**Problem statement:**
Output all of the data below exactly as given.

(Figure record listings)
■ ■ ■

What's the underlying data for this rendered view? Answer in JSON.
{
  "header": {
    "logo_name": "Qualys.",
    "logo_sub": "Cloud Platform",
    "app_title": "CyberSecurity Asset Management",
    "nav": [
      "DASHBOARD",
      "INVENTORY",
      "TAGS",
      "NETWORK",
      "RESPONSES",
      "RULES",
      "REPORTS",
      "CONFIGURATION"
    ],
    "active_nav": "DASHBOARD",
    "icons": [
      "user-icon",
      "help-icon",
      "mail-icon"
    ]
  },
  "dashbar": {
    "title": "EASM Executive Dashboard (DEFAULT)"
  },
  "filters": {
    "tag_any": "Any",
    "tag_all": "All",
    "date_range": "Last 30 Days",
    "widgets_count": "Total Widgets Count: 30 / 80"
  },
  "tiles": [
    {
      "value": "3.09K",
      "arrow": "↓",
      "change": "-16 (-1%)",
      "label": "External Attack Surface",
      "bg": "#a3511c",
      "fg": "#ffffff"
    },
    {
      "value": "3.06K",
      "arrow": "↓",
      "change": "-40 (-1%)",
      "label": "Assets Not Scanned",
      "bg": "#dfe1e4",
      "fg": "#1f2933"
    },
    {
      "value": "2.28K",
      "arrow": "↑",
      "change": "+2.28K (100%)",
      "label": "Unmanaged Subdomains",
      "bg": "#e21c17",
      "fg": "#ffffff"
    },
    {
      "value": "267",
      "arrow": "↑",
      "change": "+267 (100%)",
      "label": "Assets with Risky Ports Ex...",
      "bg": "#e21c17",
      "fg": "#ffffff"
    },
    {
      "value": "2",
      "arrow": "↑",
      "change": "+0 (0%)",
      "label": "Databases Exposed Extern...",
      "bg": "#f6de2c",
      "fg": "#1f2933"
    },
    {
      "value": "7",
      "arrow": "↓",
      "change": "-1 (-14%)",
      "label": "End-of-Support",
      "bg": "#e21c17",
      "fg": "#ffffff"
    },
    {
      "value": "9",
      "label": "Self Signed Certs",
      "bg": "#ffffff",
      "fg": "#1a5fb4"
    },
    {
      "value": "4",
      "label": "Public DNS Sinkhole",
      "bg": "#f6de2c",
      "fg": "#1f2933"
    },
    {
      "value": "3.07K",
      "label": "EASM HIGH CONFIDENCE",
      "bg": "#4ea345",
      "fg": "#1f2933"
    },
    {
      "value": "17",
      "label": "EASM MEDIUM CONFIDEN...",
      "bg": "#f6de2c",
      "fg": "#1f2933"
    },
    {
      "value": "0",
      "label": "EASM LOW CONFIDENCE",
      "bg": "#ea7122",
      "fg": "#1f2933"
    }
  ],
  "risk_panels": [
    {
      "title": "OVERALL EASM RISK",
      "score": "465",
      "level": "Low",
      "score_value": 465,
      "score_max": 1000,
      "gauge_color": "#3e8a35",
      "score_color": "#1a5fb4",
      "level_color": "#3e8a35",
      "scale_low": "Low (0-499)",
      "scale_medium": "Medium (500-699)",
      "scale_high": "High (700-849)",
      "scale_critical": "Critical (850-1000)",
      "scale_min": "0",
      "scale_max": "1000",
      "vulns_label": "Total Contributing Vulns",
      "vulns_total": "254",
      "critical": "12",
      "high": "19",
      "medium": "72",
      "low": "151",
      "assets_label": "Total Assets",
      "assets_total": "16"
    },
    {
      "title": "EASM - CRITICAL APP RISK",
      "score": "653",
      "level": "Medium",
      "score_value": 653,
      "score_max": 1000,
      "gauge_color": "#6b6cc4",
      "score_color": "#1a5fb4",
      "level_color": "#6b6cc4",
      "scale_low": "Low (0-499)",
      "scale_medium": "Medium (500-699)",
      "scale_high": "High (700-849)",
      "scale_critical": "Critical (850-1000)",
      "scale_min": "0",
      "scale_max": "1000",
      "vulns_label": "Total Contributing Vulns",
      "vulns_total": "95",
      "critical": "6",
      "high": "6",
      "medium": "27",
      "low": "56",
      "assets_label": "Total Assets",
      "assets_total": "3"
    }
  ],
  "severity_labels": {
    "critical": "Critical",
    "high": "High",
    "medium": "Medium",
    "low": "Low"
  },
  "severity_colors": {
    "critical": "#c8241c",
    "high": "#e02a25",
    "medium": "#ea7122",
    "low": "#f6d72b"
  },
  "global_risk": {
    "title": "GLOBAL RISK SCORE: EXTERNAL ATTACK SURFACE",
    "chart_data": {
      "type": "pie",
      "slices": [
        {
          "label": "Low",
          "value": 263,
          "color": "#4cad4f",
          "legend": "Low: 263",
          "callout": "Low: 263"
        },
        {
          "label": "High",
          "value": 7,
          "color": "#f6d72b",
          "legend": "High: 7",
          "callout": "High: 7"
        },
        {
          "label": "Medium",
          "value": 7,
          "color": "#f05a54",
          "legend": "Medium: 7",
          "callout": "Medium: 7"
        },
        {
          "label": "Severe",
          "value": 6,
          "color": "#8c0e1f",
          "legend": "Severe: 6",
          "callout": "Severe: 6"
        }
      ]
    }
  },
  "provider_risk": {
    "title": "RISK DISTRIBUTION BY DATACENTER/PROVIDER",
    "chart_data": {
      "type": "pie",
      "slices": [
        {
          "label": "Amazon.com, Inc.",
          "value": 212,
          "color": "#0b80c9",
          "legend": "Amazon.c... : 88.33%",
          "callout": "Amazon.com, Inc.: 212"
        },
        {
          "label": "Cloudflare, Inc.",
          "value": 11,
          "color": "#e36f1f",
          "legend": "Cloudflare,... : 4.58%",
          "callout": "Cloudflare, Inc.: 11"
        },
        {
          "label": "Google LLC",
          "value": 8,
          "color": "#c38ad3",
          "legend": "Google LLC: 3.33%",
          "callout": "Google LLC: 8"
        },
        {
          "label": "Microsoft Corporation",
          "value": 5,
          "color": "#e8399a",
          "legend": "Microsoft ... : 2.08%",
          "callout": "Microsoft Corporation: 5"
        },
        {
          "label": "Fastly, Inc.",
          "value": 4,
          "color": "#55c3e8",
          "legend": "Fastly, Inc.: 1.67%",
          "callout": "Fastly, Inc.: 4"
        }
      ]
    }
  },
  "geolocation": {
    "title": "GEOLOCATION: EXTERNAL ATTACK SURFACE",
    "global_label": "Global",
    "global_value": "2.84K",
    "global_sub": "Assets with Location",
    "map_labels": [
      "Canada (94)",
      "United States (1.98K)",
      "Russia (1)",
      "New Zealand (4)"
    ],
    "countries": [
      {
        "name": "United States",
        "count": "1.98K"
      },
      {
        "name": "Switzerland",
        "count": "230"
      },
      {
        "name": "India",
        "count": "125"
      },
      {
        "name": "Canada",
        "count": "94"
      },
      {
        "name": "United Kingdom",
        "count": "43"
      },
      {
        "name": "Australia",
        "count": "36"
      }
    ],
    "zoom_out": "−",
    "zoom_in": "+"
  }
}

■ ■ ■

**The completed task:**
What's the underlying data for this rendered view? Answer in JSON.
{
  "header": {
    "logo_name": "Qualys.",
    "logo_sub": "Cloud Platform",
    "app_title": "CyberSecurity Asset Management",
    "nav": [
      "DASHBOARD",
      "INVENTORY",
      "TAGS",
      "NETWORK",
      "RESPONSES",
      "RULES",
      "REPORTS",
      "CONFIGURATION"
    ],
    "active_nav": "DASHBOARD",
    "icons": [
      "user-icon",
      "help-icon",
      "mail-icon"
    ]
  },
  "dashbar": {
    "title": "EASM Executive Dashboard (DEFAULT)"
  },
  "filters": {
    "tag_any": "Any",
    "tag_all": "All",
    "date_range": "Last 30 Days",
    "widgets_count": "Total Widgets Count: 30 / 80"
  },
  "tiles": [
    {
      "value": "3.09K",
      "arrow": "↓",
      "change": "-16 (-1%)",
      "label": "External Attack Surface",
      "bg": "#a3511c",
      "fg": "#ffffff"
    },
    {
      "value": "3.06K",
      "arrow": "↓",
      "change": "-40 (-1%)",
      "label": "Assets Not Scanned",
      "bg": "#dfe1e4",
      "fg": "#1f2933"
    },
    {
      "value": "2.28K",
      "arrow": "↑",
      "change": "+2.28K (100%)",
      "label": "Unmanaged Subdomains",
      "bg": "#e21c17",
      "fg": "#ffffff"
    },
    {
      "value": "267",
      "arrow": "↑",
      "change": "+267 (100%)",
      "label": "Assets with Risky Ports Ex...",
      "bg": "#e21c17",
      "fg": "#ffffff"
    },
    {
      "value": "2",
      "arrow": "↑",
      "change": "+0 (0%)",
      "label": "Databases Exposed Extern...",
      "bg": "#f6de2c",
      "fg": "#1f2933"
    },
    {
      "value": "7",
      "arrow": "↓",
      "change": "-1 (-14%)",
      "label": "End-of-Support",
      "bg": "#e21c17",
      "fg": "#ffffff"
    },
    {
      "value": "9",
      "label": "Self Signed Certs",
      "bg": "#ffffff",
      "fg": "#1a5fb4"
    },
    {
      "value": "4",
      "label": "Public DNS Sinkhole",
      "bg": "#f6de2c",
      "fg": "#1f2933"
    },
    {
      "value": "3.07K",
      "label": "EASM HIGH CONFIDENCE",
      "bg": "#4ea345",
      "fg": "#1f2933"
    },
    {
      "value": "17",
      "label": "EASM MEDIUM CONFIDEN...",
      "bg": "#f6de2c",
      "fg": "#1f2933"
    },
    {
      "value": "0",
      "label": "EASM LOW CONFIDENCE",
      "bg": "#ea7122",
      "fg": "#1f2933"
    }
  ],
  "risk_panels": [
    {
      "title": "OVERALL EASM RISK",
      "score": "465",
      "level": "Low",
      "score_value": 465,
      "score_max": 1000,
      "gauge_color": "#3e8a35",
      "score_color": "#1a5fb4",
      "level_color": "#3e8a35",
      "scale_low": "Low (0-499)",
      "scale_medium": "Medium (500-699)",
      "scale_high": "High (700-849)",
      "scale_critical": "Critical (850-1000)",
      "scale_min": "0",
      "scale_max": "1000",
      "vulns_label": "Total Contributing Vulns",
      "vulns_total": "254",
      "critical": "12",
      "high": "19",
      "medium": "72",
      "low": "151",
      "assets_label": "Total Assets",
      "assets_total": "16"
    },
    {
      "title": "EASM - CRITICAL APP RISK",
      "score": "653",
      "level": "Medium",
      "score_value": 653,
      "score_max": 1000,
      "gauge_color": "#6b6cc4",
      "score_color": "#1a5fb4",
      "level_color": "#6b6cc4",
      "scale_low": "Low (0-499)",
      "scale_medium": "Medium (500-699)",
      "scale_high": "High (700-849)",
      "scale_critical": "Critical (850-1000)",
      "scale_min": "0",
      "scale_max": "1000",
      "vulns_label": "Total Contributing Vulns",
      "vulns_total": "95",
      "critical": "6",
      "high": "6",
      "medium": "27",
      "low": "56",
      "assets_label": "Total Assets",
      "assets_total": "3"
    }
  ],
  "severity_labels": {
    "critical": "Critical",
    "high": "High",
    "medium": "Medium",
    "low": "Low"
  },
  "severity_colors": {
    "critical": "#c8241c",
    "high": "#e02a25",
    "medium": "#ea7122",
    "low": "#f6d72b"
  },
  "global_risk": {
    "title": "GLOBAL RISK SCORE: EXTERNAL ATTACK SURFACE",
    "chart_data": {
      "type": "pie",
      "slices": [
        {
          "label": "Low",
          "value": 263,
          "color": "#4cad4f",
          "legend": "Low: 263",
          "callout": "Low: 263"
        },
        {
          "label": "High",
          "value": 7,
          "color": "#f6d72b",
          "legend": "High: 7",
          "callout": "High: 7"
        },
        {
          "label": "Medium",
          "value": 7,
          "color": "#f05a54",
          "legend": "Medium: 7",
          "callout": "Medium: 7"
        },
        {
          "label": "Severe",
          "value": 6,
          "color": "#8c0e1f",
          "legend": "Severe: 6",
          "callout": "Severe: 6"
        }
      ]
    }
  },
  "provider_risk": {
    "title": "RISK DISTRIBUTION BY DATACENTER/PROVIDER",
    "chart_data": {
      "type": "pie",
      "slices": [
        {
          "label": "Amazon.com, Inc.",
          "value": 212,
          "color": "#0b80c9",
          "legend": "Amazon.c... : 88.33%",
          "callout": "Amazon.com, Inc.: 212"
        },
        {
          "label": "Cloudflare, Inc.",
          "value": 11,
          "color": "#e36f1f",
          "legend": "Cloudflare,... : 4.58%",
          "callout": "Cloudflare, Inc.: 11"
        },
        {
          "label": "Google LLC",
          "value": 8,
          "color": "#c38ad3",
          "legend": "Google LLC: 3.33%",
          "callout": "Google LLC: 8"
        },
        {
          "label": "Microsoft Corporation",
          "value": 5,
          "color": "#e8399a",
          "legend": "Microsoft ... : 2.08%",
          "callout": "Microsoft Corporation: 5"
        },
        {
          "label": "Fastly, Inc.",
          "value": 4,
          "color": "#55c3e8",
          "legend": "Fastly, Inc.: 1.67%",
          "callout": "Fastly, Inc.: 4"
        }
      ]
    }
  },
  "geolocation": {
    "title": "GEOLOCATION: EXTERNAL ATTACK SURFACE",
    "global_label": "Global",
    "global_value": "2.84K",
    "global_sub": "Assets with Location",
    "map_labels": [
      "Canada (94)",
      "United States (1.98K)",
      "Russia (1)",
      "New Zealand (4)"
    ],
    "countries": [
      {
        "name": "United States",
        "count": "1.98K"
      },
      {
        "name": "Switzerland",
        "count": "230"
      },
      {
        "name": "India",
        "count": "125"
      },
      {
        "name": "Canada",
        "count": "94"
      },
      {
        "name": "United Kingdom",
        "count": "43"
      },
      {
        "name": "Australia",
        "count": "36"
      }
    ],
    "zoom_out": "−",
    "zoom_in": "+"
  }
}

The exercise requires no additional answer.